Required work: Set the listing down unchanged, minus every embedded image.

Stored items
▶

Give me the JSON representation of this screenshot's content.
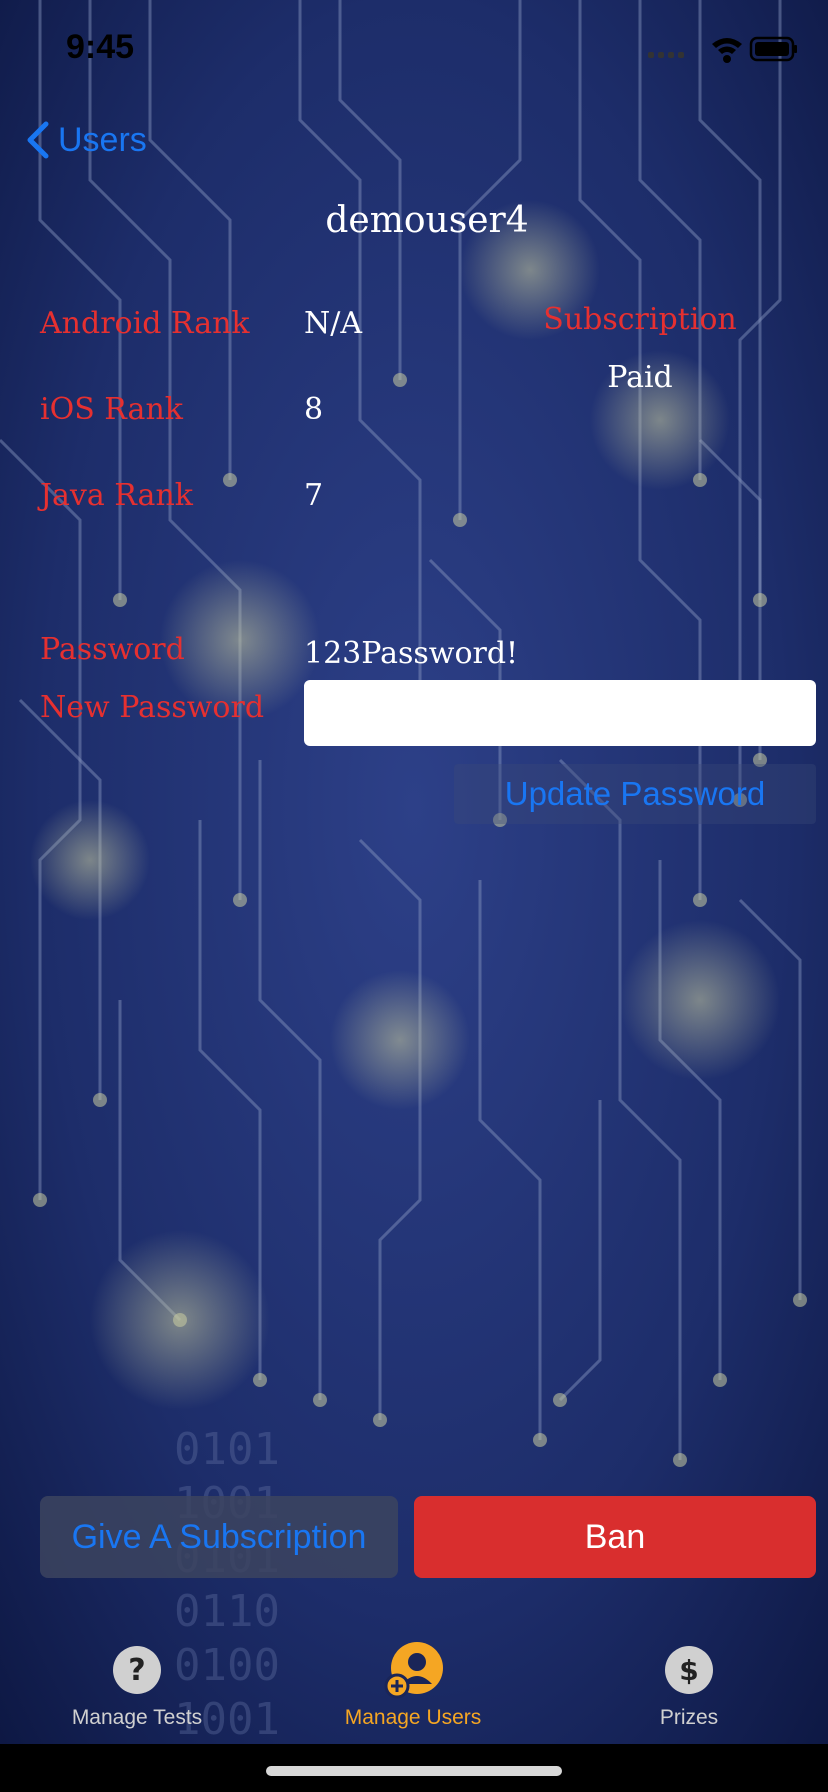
{
  "status_bar": {
    "time": "9:45"
  },
  "nav": {
    "back_label": "Users"
  },
  "profile": {
    "username": "demouser4",
    "android_rank_label": "Android Rank",
    "android_rank_value": "N/A",
    "ios_rank_label": "iOS Rank",
    "ios_rank_value": "8",
    "java_rank_label": "Java Rank",
    "java_rank_value": "7",
    "subscription_label": "Subscription",
    "subscription_value": "Paid",
    "password_label": "Password",
    "password_value": "123Password!",
    "new_password_label": "New Password",
    "new_password_value": "",
    "update_password_label": "Update Password"
  },
  "actions": {
    "give_subscription_label": "Give A Subscription",
    "ban_label": "Ban"
  },
  "tabbar": {
    "tabs": [
      {
        "label": "Manage Tests",
        "icon": "question-circle-icon",
        "active": false
      },
      {
        "label": "Manage Users",
        "icon": "add-user-icon",
        "active": true
      },
      {
        "label": "Prizes",
        "icon": "dollar-circle-icon",
        "active": false
      }
    ]
  },
  "background": {
    "binary_text": [
      "0101",
      "1001",
      "0101",
      "0110",
      "0100",
      "1001"
    ]
  },
  "colors": {
    "accent_blue": "#1976f2",
    "label_red": "#e63030",
    "ban_red": "#d92e2e",
    "tab_active": "#f5a623",
    "tab_inactive": "#d0d0d0"
  }
}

◀

Solution to the exercise:
Give me the JSON representation of this screenshot's content.
{
  "status_bar": {
    "time": "9:45"
  },
  "nav": {
    "back_label": "Users"
  },
  "profile": {
    "username": "demouser4",
    "android_rank_label": "Android Rank",
    "android_rank_value": "N/A",
    "ios_rank_label": "iOS Rank",
    "ios_rank_value": "8",
    "java_rank_label": "Java Rank",
    "java_rank_value": "7",
    "subscription_label": "Subscription",
    "subscription_value": "Paid",
    "password_label": "Password",
    "password_value": "123Password!",
    "new_password_label": "New Password",
    "new_password_value": "",
    "update_password_label": "Update Password"
  },
  "actions": {
    "give_subscription_label": "Give A Subscription",
    "ban_label": "Ban"
  },
  "tabbar": {
    "tabs": [
      {
        "label": "Manage Tests",
        "icon": "question-circle-icon",
        "active": false
      },
      {
        "label": "Manage Users",
        "icon": "add-user-icon",
        "active": true
      },
      {
        "label": "Prizes",
        "icon": "dollar-circle-icon",
        "active": false
      }
    ]
  },
  "background": {
    "binary_text": [
      "0101",
      "1001",
      "0101",
      "0110",
      "0100",
      "1001"
    ]
  },
  "colors": {
    "accent_blue": "#1976f2",
    "label_red": "#e63030",
    "ban_red": "#d92e2e",
    "tab_active": "#f5a623",
    "tab_inactive": "#d0d0d0"
  }
}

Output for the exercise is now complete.